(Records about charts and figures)
------------------------------------------------------------
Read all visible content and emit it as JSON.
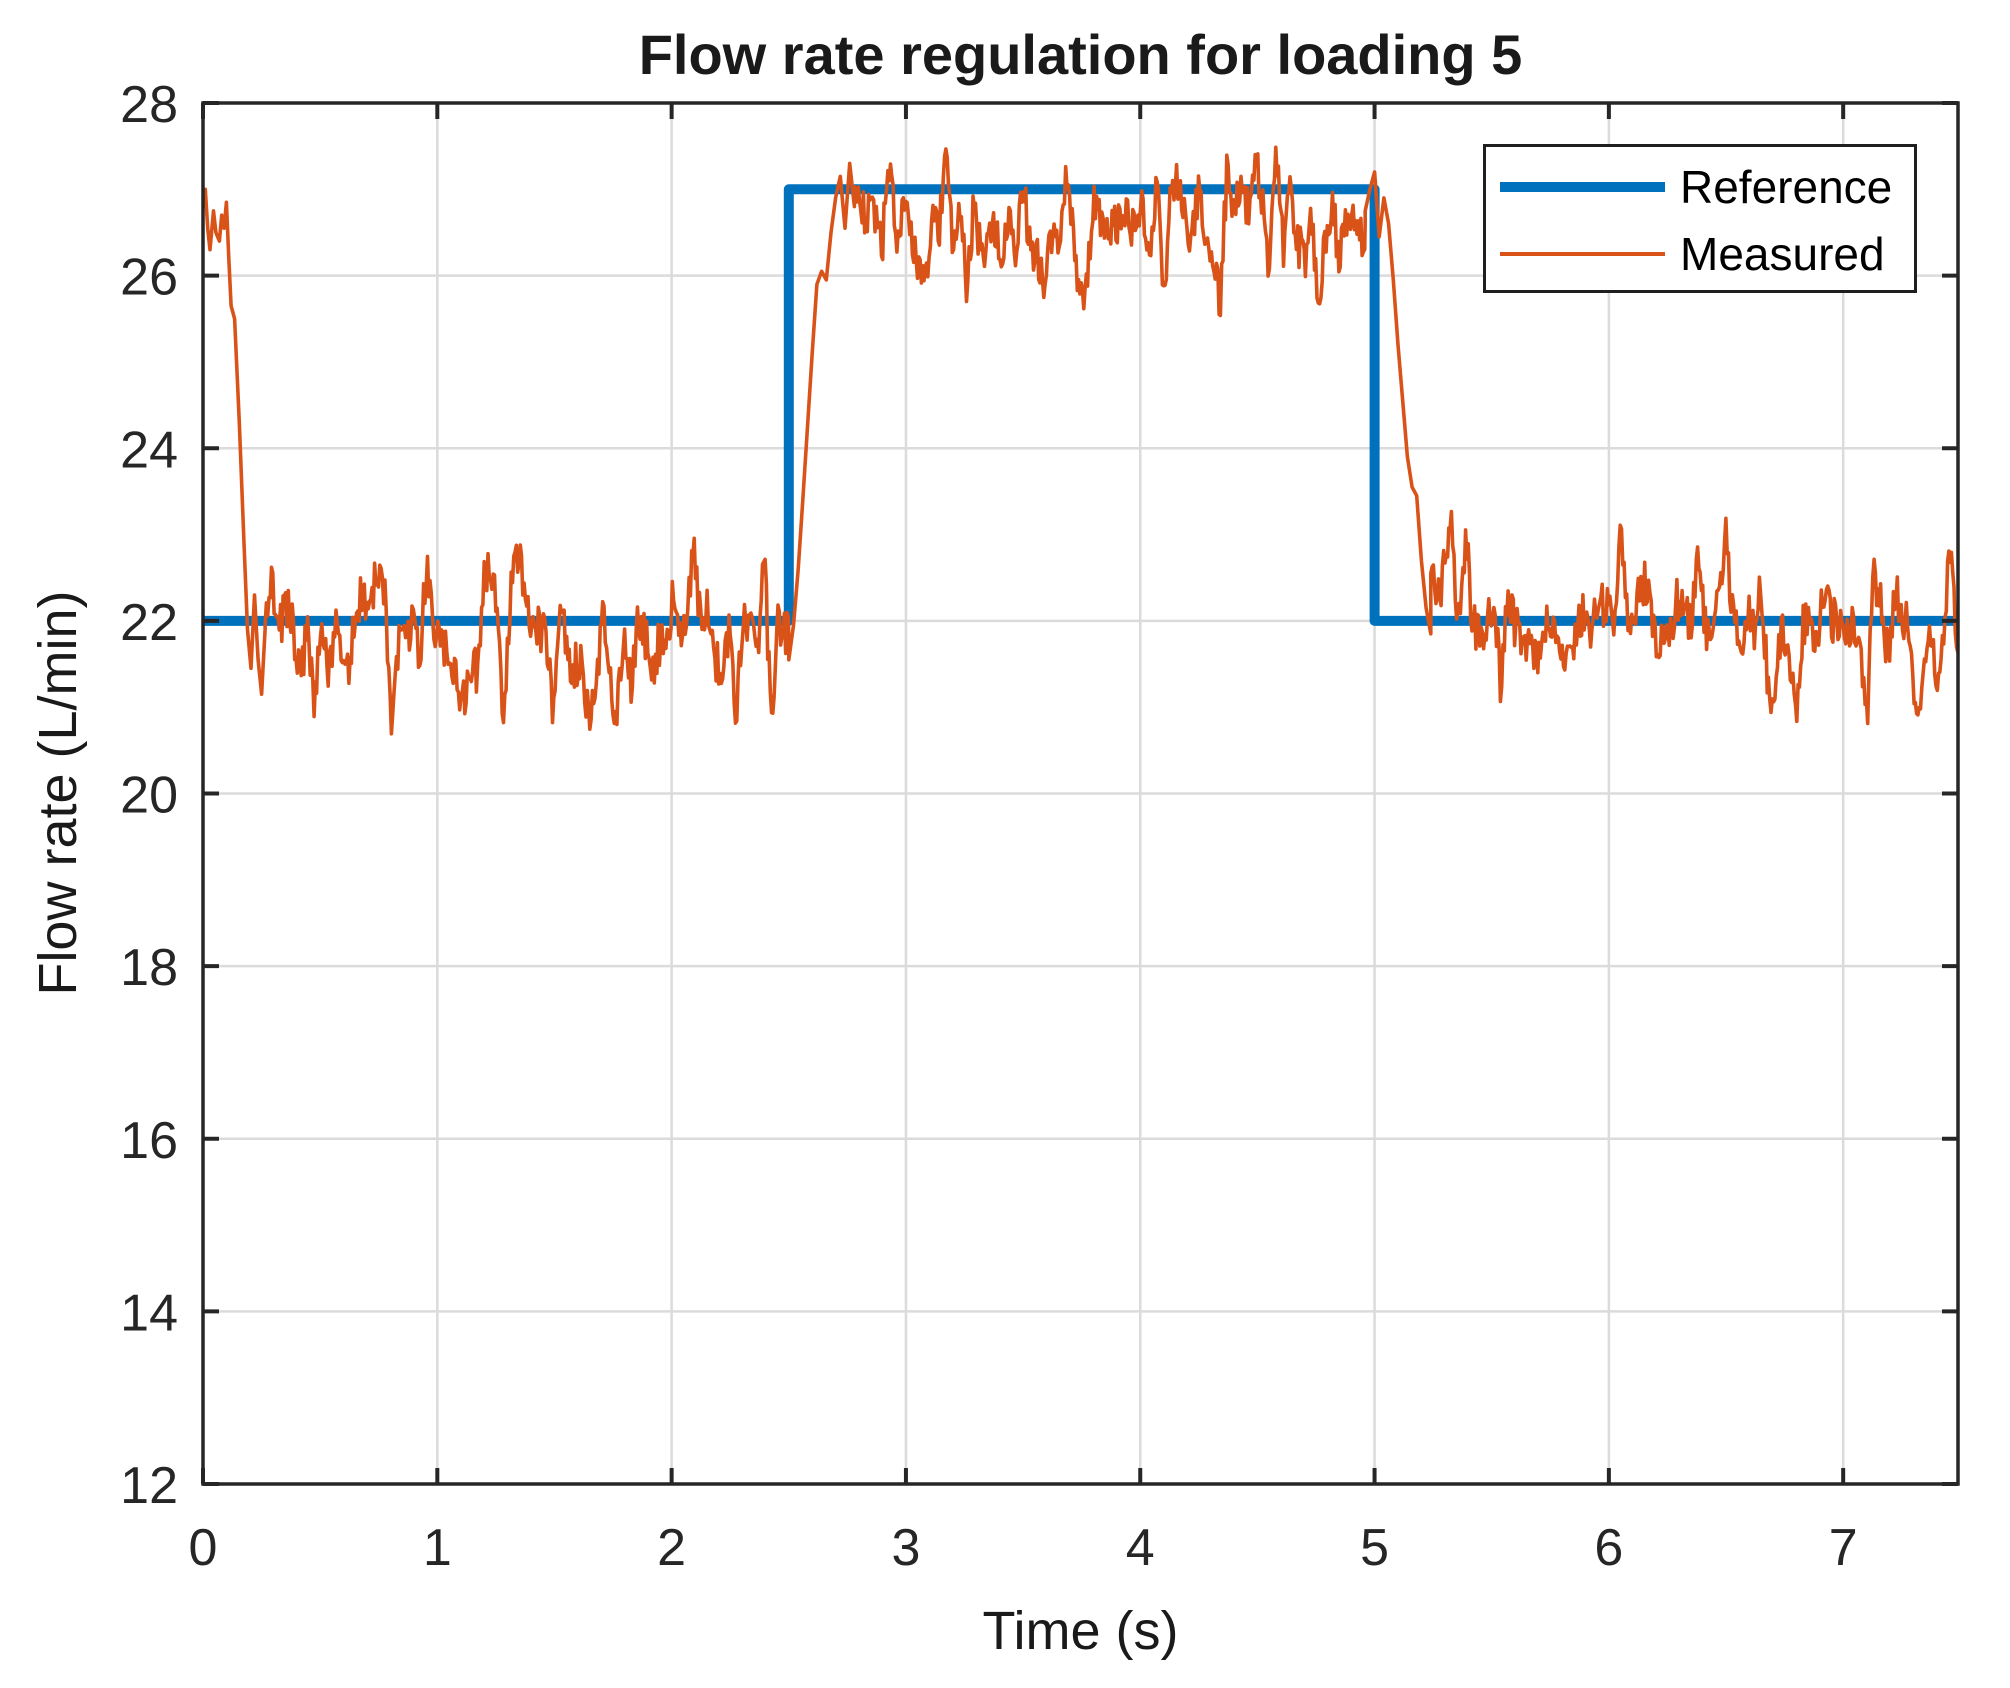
{
  "chart_data": {
    "type": "line",
    "title": "Flow rate regulation for loading 5",
    "xlabel": "Time (s)",
    "ylabel": "Flow rate (L/min)",
    "xlim": [
      0,
      7.49
    ],
    "ylim": [
      12,
      28
    ],
    "xticks": [
      0,
      1,
      2,
      3,
      4,
      5,
      6,
      7
    ],
    "yticks": [
      12,
      14,
      16,
      18,
      20,
      22,
      24,
      26,
      28
    ],
    "grid": true,
    "legend_position": "top-right",
    "colors": {
      "reference": "#0072BD",
      "measured": "#D95319",
      "grid": "#DBDBDB",
      "axis": "#262626",
      "background": "#FFFFFF"
    },
    "series": [
      {
        "name": "Reference",
        "color": "#0072BD",
        "line_width": 10,
        "points": [
          [
            0,
            22
          ],
          [
            2.5,
            22
          ],
          [
            2.5,
            27
          ],
          [
            5,
            27
          ],
          [
            5,
            22
          ],
          [
            7.49,
            22
          ]
        ]
      },
      {
        "name": "Measured",
        "color": "#D95319",
        "line_width": 3.6,
        "summary": "Noisy measured flow rate: starts near 26.8 L/min, drops to the 22 L/min band by t=0.25 s, tracks 22 with roughly +/-0.7 noise (peaks ~23.3, dips ~21.0) until the step at 2.5 s, rises within ~0.15 s to a ~26.6 L/min band (peaks ~27.5, dips ~25.9) until 5.0 s, then falls within ~0.2 s back to the ~21.9 L/min band (peaks ~23.4, dips ~21.0) through 7.49 s.",
        "segments": [
          {
            "type": "points",
            "points": [
              [
                0,
                26.8
              ],
              [
                0.01,
                27.0
              ],
              [
                0.02,
                26.55
              ],
              [
                0.03,
                26.3
              ],
              [
                0.045,
                26.75
              ],
              [
                0.055,
                26.5
              ],
              [
                0.07,
                26.4
              ],
              [
                0.08,
                26.7
              ],
              [
                0.09,
                26.55
              ],
              [
                0.1,
                26.85
              ],
              [
                0.11,
                26.2
              ],
              [
                0.12,
                25.65
              ],
              [
                0.135,
                25.5
              ],
              [
                0.155,
                24.3
              ],
              [
                0.175,
                22.9
              ],
              [
                0.19,
                21.9
              ],
              [
                0.205,
                21.45
              ],
              [
                0.22,
                22.3
              ],
              [
                0.235,
                21.55
              ],
              [
                0.25,
                21.15
              ],
              [
                0.265,
                21.9
              ]
            ]
          },
          {
            "type": "noise",
            "t0": 0.265,
            "t1": 2.5,
            "base": 21.88,
            "amp": 1.0,
            "jitter": 0.28,
            "seed": 20107
          },
          {
            "type": "points",
            "points": [
              [
                2.5,
                21.55
              ],
              [
                2.52,
                21.95
              ],
              [
                2.54,
                22.6
              ],
              [
                2.56,
                23.4
              ],
              [
                2.58,
                24.25
              ],
              [
                2.6,
                25.1
              ],
              [
                2.62,
                25.9
              ],
              [
                2.64,
                26.05
              ],
              [
                2.66,
                25.95
              ],
              [
                2.68,
                26.5
              ],
              [
                2.7,
                26.9
              ],
              [
                2.72,
                27.15
              ],
              [
                2.74,
                26.55
              ],
              [
                2.76,
                27.3
              ],
              [
                2.78,
                26.8
              ]
            ]
          },
          {
            "type": "noise",
            "t0": 2.78,
            "t1": 4.96,
            "base": 26.62,
            "amp": 0.85,
            "jitter": 0.26,
            "seed": 77003
          },
          {
            "type": "points",
            "points": [
              [
                4.96,
                26.75
              ],
              [
                4.98,
                27.0
              ],
              [
                5.0,
                27.2
              ],
              [
                5.02,
                26.45
              ],
              [
                5.04,
                26.9
              ],
              [
                5.06,
                26.6
              ],
              [
                5.08,
                25.95
              ],
              [
                5.1,
                25.2
              ],
              [
                5.12,
                24.55
              ],
              [
                5.14,
                23.9
              ],
              [
                5.16,
                23.55
              ],
              [
                5.18,
                23.45
              ],
              [
                5.2,
                22.7
              ],
              [
                5.22,
                22.15
              ],
              [
                5.24,
                21.85
              ]
            ]
          },
          {
            "type": "noise",
            "t0": 5.24,
            "t1": 7.49,
            "base": 21.92,
            "amp": 1.0,
            "jitter": 0.28,
            "seed": 41389
          }
        ]
      }
    ]
  }
}
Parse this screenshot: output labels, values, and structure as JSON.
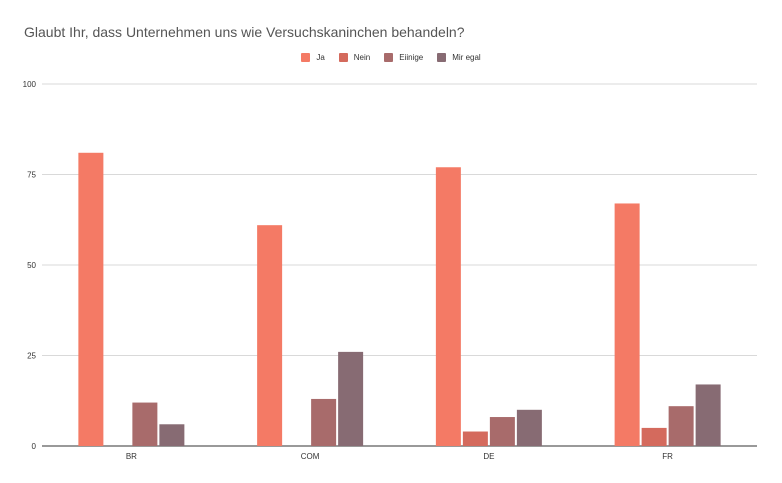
{
  "chart_data": {
    "type": "bar",
    "title": "Glaubt Ihr, dass Unternehmen uns wie Versuchskaninchen behandeln?",
    "categories": [
      "BR",
      "COM",
      "DE",
      "FR"
    ],
    "series": [
      {
        "name": "Ja",
        "color": "#f47a65",
        "values": [
          81,
          61,
          77,
          67
        ]
      },
      {
        "name": "Nein",
        "color": "#d46a5d",
        "values": [
          0,
          0,
          4,
          5
        ]
      },
      {
        "name": "Eiinige",
        "color": "#a86b6b",
        "values": [
          12,
          13,
          8,
          11
        ]
      },
      {
        "name": "Mir egal",
        "color": "#876b73",
        "values": [
          6,
          26,
          10,
          17
        ]
      }
    ],
    "yticks": [
      "0",
      "25",
      "50",
      "75",
      "100"
    ],
    "ylim": [
      0,
      100
    ],
    "grid": true,
    "legend_position": "top"
  }
}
------------------------------------------------------------
## WORK INSTRUCTIONS
Using the listing above, locate the lines that hold "JSON" and copy each one.

## THE OUTPUT
Read all visible content and emit it as JSON.
Parse this screenshot: output labels, values, and structure as JSON.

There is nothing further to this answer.